» SHORT EXERCISE: Pull out every line in the data that has the string "content" in it.

═══ RECORDS TO USE

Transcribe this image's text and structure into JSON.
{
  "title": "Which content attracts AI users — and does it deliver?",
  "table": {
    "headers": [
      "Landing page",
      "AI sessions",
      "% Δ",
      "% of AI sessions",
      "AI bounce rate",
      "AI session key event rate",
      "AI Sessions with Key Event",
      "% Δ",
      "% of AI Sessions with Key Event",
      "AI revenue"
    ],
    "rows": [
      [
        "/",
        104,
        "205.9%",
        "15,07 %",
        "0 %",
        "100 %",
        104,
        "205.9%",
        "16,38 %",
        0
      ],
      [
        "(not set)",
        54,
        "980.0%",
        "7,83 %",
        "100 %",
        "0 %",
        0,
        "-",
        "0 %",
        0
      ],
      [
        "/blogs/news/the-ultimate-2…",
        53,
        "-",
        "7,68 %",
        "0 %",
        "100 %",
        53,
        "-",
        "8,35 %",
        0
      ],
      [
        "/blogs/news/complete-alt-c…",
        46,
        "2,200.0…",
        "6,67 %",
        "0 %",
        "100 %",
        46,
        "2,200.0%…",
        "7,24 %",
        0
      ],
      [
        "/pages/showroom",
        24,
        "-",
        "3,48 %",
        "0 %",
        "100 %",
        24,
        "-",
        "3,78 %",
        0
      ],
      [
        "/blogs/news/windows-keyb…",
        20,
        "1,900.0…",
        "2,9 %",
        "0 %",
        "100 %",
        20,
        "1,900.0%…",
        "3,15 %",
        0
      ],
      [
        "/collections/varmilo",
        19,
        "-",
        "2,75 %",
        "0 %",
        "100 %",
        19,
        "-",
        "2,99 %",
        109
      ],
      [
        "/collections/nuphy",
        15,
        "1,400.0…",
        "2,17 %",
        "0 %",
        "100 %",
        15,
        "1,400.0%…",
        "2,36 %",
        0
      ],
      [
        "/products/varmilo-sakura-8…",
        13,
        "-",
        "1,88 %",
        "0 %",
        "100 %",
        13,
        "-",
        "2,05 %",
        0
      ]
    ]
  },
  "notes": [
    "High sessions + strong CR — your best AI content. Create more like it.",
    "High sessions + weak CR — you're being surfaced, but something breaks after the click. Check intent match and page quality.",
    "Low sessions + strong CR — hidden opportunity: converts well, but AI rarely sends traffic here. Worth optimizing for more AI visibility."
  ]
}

══════

» EXERCISE SOLUTION:
  "title": "Which content attracts AI users — and does it deliver?",
    "High sessions + strong CR — your best AI content. Create more like it.",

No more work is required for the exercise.